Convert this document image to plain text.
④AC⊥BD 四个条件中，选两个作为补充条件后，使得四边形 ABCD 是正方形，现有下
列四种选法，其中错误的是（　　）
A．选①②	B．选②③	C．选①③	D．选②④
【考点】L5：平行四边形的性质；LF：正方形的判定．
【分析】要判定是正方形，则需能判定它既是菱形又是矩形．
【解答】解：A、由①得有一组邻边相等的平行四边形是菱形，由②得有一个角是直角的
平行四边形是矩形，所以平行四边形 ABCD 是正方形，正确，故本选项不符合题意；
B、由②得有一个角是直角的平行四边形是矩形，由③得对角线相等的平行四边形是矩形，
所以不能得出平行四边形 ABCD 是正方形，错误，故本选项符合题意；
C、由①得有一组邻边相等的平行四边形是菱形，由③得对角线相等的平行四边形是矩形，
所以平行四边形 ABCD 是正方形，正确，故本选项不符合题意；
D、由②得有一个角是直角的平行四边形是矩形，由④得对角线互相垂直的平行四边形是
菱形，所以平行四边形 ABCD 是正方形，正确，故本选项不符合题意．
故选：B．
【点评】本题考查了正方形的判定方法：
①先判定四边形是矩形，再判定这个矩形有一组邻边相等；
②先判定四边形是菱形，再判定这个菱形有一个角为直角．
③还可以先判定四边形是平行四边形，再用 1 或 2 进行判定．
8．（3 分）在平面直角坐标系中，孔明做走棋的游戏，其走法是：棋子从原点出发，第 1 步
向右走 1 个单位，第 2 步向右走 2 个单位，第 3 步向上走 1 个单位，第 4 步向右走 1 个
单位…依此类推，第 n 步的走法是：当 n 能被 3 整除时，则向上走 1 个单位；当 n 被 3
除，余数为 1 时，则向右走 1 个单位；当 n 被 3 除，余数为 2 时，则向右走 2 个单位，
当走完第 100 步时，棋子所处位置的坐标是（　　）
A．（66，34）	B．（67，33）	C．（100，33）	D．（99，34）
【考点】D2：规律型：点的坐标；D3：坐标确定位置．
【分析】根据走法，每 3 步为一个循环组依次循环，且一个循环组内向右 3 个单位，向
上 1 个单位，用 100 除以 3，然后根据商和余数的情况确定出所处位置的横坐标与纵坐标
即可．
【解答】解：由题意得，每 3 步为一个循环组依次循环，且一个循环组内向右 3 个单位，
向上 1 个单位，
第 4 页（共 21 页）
____________
* [Goal]: Your task is to transcribe the listing above in full, exactly as given.

* [Answer to the exercise]:
Convert this document image to plain text.
④AC⊥BD 四个条件中，选两个作为补充条件后，使得四边形 ABCD 是正方形，现有下
列四种选法，其中错误的是（　　）
A．选①②	B．选②③	C．选①③	D．选②④
【考点】L5：平行四边形的性质；LF：正方形的判定．
【分析】要判定是正方形，则需能判定它既是菱形又是矩形．
【解答】解：A、由①得有一组邻边相等的平行四边形是菱形，由②得有一个角是直角的
平行四边形是矩形，所以平行四边形 ABCD 是正方形，正确，故本选项不符合题意；
B、由②得有一个角是直角的平行四边形是矩形，由③得对角线相等的平行四边形是矩形，
所以不能得出平行四边形 ABCD 是正方形，错误，故本选项符合题意；
C、由①得有一组邻边相等的平行四边形是菱形，由③得对角线相等的平行四边形是矩形，
所以平行四边形 ABCD 是正方形，正确，故本选项不符合题意；
D、由②得有一个角是直角的平行四边形是矩形，由④得对角线互相垂直的平行四边形是
菱形，所以平行四边形 ABCD 是正方形，正确，故本选项不符合题意．
故选：B．
【点评】本题考查了正方形的判定方法：
①先判定四边形是矩形，再判定这个矩形有一组邻边相等；
②先判定四边形是菱形，再判定这个菱形有一个角为直角．
③还可以先判定四边形是平行四边形，再用 1 或 2 进行判定．
8．（3 分）在平面直角坐标系中，孔明做走棋的游戏，其走法是：棋子从原点出发，第 1 步
向右走 1 个单位，第 2 步向右走 2 个单位，第 3 步向上走 1 个单位，第 4 步向右走 1 个
单位…依此类推，第 n 步的走法是：当 n 能被 3 整除时，则向上走 1 个单位；当 n 被 3
除，余数为 1 时，则向右走 1 个单位；当 n 被 3 除，余数为 2 时，则向右走 2 个单位，
当走完第 100 步时，棋子所处位置的坐标是（　　）
A．（66，34）	B．（67，33）	C．（100，33）	D．（99，34）
【考点】D2：规律型：点的坐标；D3：坐标确定位置．
【分析】根据走法，每 3 步为一个循环组依次循环，且一个循环组内向右 3 个单位，向
上 1 个单位，用 100 除以 3，然后根据商和余数的情况确定出所处位置的横坐标与纵坐标
即可．
【解答】解：由题意得，每 3 步为一个循环组依次循环，且一个循环组内向右 3 个单位，
向上 1 个单位，
第 4 页（共 21 页）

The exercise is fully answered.